→ **QUOTED PASSAGE**

Here’s a sneak preview of some stuff I’m working on, besides WP Super Cache and WordPress MU.
First of all, there’s my Blog Voyeur plugin. It’s a visitor logging plugin like many other ones, but this one only records hits from users who have left comments here. The screenshot below is what you see in the backend listing page. I took out the names of the users for privacy reasons but so far it’s worked quite well. I’m not sure yet if this plugin will see the light of day. After discussing this with Mark he came up with some possible uses for it. Inventive fellow is he. Comments in brackets by me.
“When I made that post yesterday criticising Matt, I wondered if he would look at it. Well now I know he did… and because he didn’t comment he’s guilty…” (paranoid?)
Match your cookie thing with crazyegg 🙂 (excessive?)
Have a popup – “Hi Matt!” (annoying?)
See returning user, see no comments so send them an email asking for their views on the posts they did not comment on. (obsessive?)
I mentioned this second plugin already. It’s a modified version of Akismet. You can download it yourself if you want to play with it. If someone else wants to take it further feel free to. It’s all GPL code. I’m posting a screenshot because it’s amazing to see so much spam from one IP address in only a few days. Just goes to show what a good job Akismet does.

Blog Voyeur sounds like a cool plug-in. It’s similar to StatCounter’s label feature – but this plug-in pretty much automates the labeling, nice 🙂
It would be very interesting if this second plugin could modify the .htaccess file so that if could block this IPs from ever reaching the comment or trackback pages or even the entire blog. It could block this IPs for a given time span. This would be nice to easy the CPU consumption on the server and also the queries on MySQL.
Is this hard to do? Are there any security issues?

→ **INFORMATION PROVIDED**

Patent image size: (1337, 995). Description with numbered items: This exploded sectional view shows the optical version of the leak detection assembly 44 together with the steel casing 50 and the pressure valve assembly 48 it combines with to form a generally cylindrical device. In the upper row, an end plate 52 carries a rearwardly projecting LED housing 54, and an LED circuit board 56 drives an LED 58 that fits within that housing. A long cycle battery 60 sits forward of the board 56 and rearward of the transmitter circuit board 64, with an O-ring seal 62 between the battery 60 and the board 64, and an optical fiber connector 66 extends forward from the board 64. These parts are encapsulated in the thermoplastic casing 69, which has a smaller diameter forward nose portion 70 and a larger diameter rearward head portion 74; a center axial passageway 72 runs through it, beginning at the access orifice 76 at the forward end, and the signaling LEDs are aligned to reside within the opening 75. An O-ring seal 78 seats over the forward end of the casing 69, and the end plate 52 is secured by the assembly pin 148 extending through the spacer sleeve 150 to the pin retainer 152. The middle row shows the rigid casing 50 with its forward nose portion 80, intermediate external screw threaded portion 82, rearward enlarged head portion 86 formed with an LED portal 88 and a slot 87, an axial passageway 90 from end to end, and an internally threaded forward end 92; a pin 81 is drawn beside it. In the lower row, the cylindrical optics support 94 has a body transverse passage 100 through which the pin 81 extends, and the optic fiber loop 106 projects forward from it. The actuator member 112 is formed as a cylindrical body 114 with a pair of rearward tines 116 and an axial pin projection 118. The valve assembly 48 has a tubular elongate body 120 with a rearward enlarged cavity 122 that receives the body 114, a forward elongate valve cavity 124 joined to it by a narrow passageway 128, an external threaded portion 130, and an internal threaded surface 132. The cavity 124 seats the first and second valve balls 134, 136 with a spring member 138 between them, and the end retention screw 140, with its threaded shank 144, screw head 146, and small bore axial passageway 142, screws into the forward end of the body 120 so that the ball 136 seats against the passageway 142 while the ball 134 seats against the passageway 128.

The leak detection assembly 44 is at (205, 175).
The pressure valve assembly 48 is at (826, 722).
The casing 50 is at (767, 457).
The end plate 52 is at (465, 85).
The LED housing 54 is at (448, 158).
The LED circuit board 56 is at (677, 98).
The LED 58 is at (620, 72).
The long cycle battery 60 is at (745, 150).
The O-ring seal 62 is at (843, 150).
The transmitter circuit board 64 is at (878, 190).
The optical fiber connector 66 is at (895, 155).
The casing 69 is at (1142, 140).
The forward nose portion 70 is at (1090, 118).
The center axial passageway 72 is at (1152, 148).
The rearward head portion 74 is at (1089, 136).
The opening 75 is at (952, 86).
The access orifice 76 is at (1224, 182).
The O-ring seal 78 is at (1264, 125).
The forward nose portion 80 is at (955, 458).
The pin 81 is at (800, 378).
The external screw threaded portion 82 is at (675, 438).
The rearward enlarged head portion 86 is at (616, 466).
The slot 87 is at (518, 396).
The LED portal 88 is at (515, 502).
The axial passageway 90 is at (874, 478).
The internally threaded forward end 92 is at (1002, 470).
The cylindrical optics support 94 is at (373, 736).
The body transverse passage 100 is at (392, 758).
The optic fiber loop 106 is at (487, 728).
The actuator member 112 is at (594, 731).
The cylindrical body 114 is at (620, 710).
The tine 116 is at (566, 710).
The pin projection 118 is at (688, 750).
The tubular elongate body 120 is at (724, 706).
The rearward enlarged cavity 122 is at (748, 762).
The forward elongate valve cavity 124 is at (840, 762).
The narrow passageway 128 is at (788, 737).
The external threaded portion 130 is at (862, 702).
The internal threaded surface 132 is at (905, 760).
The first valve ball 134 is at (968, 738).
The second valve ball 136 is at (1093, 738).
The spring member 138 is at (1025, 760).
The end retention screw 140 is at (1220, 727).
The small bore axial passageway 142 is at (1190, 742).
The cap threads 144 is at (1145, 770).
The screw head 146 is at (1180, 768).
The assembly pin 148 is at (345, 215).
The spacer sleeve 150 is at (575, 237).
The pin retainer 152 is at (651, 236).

→ **ACTION ITEM**
Reproduce word for word the stretch of the plugin blog post from "Here’s a sneak" through "crazyegg 🙂 (excessive?)".

→ **ANSWER BOX**
Here’s a sneak preview of some stuff I’m working on, besides WP Super Cache and WordPress MU.
First of all, there’s my Blog Voyeur plugin. It’s a visitor logging plugin like many other ones, but this one only records hits from users who have left comments here. The screenshot below is what you see in the backend listing page. I took out the names of the users for privacy reasons but so far it’s worked quite well. I’m not sure yet if this plugin will see the light of day. After discussing this with Mark he came up with some possible uses for it. Inventive fellow is he. Comments in brackets by me.
“When I made that post yesterday criticising Matt, I wondered if he would look at it. Well now I know he did… and because he didn’t comment he’s guilty…” (paranoid?)
Match your cookie thing with crazyegg 🙂 (excessive?)